*Source material*.

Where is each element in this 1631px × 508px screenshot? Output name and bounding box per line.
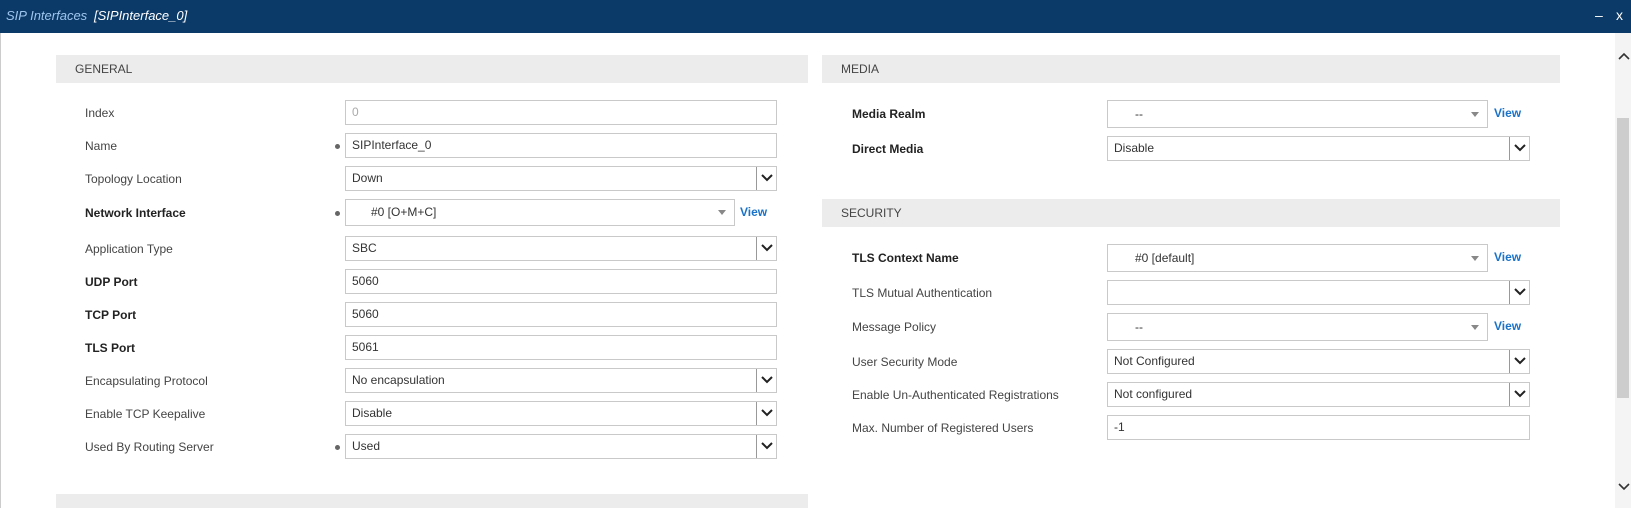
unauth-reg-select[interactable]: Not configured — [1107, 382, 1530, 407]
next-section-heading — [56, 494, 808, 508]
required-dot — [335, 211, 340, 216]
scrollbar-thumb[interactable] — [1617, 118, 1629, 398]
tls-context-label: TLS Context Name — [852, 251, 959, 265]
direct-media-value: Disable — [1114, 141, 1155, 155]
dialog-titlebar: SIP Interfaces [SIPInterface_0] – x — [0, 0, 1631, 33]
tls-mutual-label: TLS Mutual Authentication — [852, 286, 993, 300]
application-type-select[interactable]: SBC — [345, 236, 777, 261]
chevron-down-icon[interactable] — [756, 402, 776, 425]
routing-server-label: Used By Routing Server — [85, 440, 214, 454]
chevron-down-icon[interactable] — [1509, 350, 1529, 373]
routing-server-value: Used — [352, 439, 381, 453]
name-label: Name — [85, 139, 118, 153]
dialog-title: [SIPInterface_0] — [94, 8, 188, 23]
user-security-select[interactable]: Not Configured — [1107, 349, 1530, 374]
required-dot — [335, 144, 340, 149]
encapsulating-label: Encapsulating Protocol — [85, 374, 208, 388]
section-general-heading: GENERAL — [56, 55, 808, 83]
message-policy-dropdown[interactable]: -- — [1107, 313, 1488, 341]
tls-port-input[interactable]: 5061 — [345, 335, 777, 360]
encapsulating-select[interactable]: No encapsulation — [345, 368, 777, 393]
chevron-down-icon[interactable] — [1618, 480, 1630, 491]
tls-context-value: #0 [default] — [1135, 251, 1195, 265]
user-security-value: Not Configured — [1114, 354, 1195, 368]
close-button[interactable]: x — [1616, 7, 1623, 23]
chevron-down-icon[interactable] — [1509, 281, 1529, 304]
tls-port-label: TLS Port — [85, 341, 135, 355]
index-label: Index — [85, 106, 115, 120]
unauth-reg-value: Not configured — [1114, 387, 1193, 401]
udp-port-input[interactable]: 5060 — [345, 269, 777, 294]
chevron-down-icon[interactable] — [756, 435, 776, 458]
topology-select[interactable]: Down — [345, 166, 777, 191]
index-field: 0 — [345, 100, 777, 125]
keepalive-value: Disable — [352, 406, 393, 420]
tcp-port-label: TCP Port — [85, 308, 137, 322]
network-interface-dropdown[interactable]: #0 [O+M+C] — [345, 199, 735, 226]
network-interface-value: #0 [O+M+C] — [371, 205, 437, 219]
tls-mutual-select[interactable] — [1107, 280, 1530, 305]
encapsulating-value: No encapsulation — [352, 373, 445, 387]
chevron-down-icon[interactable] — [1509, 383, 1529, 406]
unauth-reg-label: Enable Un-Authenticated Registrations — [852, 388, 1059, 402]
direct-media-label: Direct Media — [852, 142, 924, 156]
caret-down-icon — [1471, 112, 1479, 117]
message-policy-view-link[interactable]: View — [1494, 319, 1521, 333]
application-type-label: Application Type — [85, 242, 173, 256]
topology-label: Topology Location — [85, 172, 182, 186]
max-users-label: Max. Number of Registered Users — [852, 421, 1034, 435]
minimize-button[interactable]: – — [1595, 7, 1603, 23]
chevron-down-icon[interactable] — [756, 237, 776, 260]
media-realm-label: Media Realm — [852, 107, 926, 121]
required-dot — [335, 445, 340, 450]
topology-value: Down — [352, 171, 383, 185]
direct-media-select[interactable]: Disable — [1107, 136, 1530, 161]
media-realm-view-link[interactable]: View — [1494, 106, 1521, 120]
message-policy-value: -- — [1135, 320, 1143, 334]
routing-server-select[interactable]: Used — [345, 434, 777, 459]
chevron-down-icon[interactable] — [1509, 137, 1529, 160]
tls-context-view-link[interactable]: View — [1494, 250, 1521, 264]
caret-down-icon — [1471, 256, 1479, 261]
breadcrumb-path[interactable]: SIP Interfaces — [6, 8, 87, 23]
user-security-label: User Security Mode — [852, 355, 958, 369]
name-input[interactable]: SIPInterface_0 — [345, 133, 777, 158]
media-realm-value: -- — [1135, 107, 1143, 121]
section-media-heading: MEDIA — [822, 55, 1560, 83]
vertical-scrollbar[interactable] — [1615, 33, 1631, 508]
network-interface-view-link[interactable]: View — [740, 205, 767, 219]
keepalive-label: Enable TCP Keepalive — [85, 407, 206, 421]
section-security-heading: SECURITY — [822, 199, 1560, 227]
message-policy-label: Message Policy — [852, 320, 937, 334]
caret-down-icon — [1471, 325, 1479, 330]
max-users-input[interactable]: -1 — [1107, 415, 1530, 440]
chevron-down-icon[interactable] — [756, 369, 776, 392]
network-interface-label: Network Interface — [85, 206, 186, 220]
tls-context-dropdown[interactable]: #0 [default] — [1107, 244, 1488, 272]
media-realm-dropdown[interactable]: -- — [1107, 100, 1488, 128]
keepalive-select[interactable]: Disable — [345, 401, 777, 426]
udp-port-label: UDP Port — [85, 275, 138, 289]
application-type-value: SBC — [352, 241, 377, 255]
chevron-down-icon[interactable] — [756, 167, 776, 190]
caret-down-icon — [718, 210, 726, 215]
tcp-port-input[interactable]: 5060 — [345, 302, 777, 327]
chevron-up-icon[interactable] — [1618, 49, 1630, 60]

==

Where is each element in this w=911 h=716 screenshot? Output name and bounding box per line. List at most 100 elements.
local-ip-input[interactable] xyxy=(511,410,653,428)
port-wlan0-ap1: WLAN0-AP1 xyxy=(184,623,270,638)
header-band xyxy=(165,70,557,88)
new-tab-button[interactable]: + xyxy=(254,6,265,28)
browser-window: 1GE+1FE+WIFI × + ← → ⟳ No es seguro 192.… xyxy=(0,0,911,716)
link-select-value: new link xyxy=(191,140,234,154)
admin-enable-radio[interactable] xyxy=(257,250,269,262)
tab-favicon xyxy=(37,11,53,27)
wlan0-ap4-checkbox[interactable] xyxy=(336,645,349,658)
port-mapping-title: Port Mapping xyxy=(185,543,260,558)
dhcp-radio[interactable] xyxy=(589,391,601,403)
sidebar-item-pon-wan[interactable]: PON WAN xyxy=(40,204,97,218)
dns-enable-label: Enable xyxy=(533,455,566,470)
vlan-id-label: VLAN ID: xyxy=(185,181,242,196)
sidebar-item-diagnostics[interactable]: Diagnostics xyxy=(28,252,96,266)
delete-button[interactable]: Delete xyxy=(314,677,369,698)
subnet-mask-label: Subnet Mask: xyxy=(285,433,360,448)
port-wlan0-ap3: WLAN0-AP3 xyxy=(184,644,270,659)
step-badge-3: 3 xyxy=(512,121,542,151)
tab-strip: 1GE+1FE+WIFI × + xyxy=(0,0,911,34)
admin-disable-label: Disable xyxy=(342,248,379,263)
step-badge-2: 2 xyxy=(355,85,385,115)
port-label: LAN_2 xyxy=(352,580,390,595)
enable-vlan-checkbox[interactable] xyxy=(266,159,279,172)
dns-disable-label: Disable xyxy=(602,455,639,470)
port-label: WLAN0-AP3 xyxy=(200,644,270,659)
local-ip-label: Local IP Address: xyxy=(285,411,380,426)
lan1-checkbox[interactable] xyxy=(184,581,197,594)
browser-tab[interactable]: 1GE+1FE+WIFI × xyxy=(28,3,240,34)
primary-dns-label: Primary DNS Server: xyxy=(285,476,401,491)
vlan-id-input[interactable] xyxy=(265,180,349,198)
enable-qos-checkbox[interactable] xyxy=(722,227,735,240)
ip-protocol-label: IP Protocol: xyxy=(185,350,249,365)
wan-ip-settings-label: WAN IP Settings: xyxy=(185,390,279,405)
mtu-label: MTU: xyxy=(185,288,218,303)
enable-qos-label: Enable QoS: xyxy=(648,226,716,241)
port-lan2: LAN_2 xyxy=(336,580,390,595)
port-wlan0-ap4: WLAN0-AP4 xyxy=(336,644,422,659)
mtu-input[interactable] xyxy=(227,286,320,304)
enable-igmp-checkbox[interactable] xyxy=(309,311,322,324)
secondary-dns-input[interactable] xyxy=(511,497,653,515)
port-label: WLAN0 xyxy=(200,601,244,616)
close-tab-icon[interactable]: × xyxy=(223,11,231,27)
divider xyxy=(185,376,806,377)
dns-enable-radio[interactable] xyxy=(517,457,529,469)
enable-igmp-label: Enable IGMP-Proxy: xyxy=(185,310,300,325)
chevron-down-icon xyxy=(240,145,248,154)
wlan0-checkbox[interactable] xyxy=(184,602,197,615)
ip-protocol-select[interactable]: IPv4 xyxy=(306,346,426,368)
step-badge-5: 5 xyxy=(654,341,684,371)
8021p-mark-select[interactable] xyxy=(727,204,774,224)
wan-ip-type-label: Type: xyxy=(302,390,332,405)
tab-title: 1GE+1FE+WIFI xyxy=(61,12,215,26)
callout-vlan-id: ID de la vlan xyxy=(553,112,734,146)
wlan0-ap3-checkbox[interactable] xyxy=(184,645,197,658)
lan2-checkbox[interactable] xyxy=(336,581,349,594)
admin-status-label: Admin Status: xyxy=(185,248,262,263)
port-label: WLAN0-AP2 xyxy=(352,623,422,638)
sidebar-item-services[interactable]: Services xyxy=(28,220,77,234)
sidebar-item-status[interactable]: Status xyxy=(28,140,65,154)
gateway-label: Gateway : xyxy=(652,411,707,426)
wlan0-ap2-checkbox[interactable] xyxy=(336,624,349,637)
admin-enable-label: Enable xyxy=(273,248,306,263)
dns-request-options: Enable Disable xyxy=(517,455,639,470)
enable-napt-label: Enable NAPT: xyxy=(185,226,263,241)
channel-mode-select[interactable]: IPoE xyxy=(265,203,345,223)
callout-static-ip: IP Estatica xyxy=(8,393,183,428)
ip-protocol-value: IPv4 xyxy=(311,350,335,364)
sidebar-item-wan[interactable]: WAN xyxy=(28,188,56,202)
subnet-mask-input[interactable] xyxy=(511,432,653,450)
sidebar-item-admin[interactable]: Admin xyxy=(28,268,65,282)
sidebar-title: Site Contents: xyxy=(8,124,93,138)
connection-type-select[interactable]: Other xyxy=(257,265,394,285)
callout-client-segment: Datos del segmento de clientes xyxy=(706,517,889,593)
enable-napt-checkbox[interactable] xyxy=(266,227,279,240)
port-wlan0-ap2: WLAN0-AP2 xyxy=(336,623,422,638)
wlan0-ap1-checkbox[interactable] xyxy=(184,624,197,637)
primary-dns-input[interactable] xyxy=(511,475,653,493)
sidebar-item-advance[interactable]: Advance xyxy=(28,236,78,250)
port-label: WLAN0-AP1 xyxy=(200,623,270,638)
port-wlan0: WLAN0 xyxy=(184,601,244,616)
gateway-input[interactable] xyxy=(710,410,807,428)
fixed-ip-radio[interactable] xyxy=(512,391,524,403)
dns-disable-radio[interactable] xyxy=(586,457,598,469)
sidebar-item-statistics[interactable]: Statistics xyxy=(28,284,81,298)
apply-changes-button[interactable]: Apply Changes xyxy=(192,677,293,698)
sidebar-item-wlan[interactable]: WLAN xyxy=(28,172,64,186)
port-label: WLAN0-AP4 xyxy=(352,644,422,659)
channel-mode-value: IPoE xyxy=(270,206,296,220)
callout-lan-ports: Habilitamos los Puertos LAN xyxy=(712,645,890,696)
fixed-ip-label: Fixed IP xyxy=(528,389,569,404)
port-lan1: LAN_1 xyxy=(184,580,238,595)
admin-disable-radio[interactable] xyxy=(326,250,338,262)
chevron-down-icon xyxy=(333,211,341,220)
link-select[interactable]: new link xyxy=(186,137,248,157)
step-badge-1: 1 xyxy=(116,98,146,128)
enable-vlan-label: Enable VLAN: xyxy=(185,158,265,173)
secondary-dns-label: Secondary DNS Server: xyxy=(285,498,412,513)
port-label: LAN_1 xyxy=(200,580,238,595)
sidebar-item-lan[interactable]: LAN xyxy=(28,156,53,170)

*Requirement*. Write out the records exactly, starting at the line that contains "Where is each element in this w=911" and ending after the line that contains "dns-disable-label: Disable xyxy=(602,455,639,470)".

*Solution to the exercise*.
Where is each element in this w=911 h=716 screenshot? Output name and bounding box per line. List at most 100 elements.
local-ip-input[interactable] xyxy=(511,410,653,428)
port-wlan0-ap1: WLAN0-AP1 xyxy=(184,623,270,638)
header-band xyxy=(165,70,557,88)
new-tab-button[interactable]: + xyxy=(254,6,265,28)
browser-window: 1GE+1FE+WIFI × + ← → ⟳ No es seguro 192.… xyxy=(0,0,911,716)
link-select-value: new link xyxy=(191,140,234,154)
admin-enable-radio[interactable] xyxy=(257,250,269,262)
tab-favicon xyxy=(37,11,53,27)
wlan0-ap4-checkbox[interactable] xyxy=(336,645,349,658)
port-mapping-title: Port Mapping xyxy=(185,543,260,558)
dhcp-radio[interactable] xyxy=(589,391,601,403)
sidebar-item-pon-wan[interactable]: PON WAN xyxy=(40,204,97,218)
dns-enable-label: Enable xyxy=(533,455,566,470)
vlan-id-label: VLAN ID: xyxy=(185,181,242,196)
sidebar-item-diagnostics[interactable]: Diagnostics xyxy=(28,252,96,266)
delete-button[interactable]: Delete xyxy=(314,677,369,698)
subnet-mask-label: Subnet Mask: xyxy=(285,433,360,448)
port-wlan0-ap3: WLAN0-AP3 xyxy=(184,644,270,659)
step-badge-3: 3 xyxy=(512,121,542,151)
tab-strip: 1GE+1FE+WIFI × + xyxy=(0,0,911,34)
admin-disable-label: Disable xyxy=(342,248,379,263)
step-badge-2: 2 xyxy=(355,85,385,115)
port-label: LAN_2 xyxy=(352,580,390,595)
enable-vlan-checkbox[interactable] xyxy=(266,159,279,172)
dns-disable-label: Disable xyxy=(602,455,639,470)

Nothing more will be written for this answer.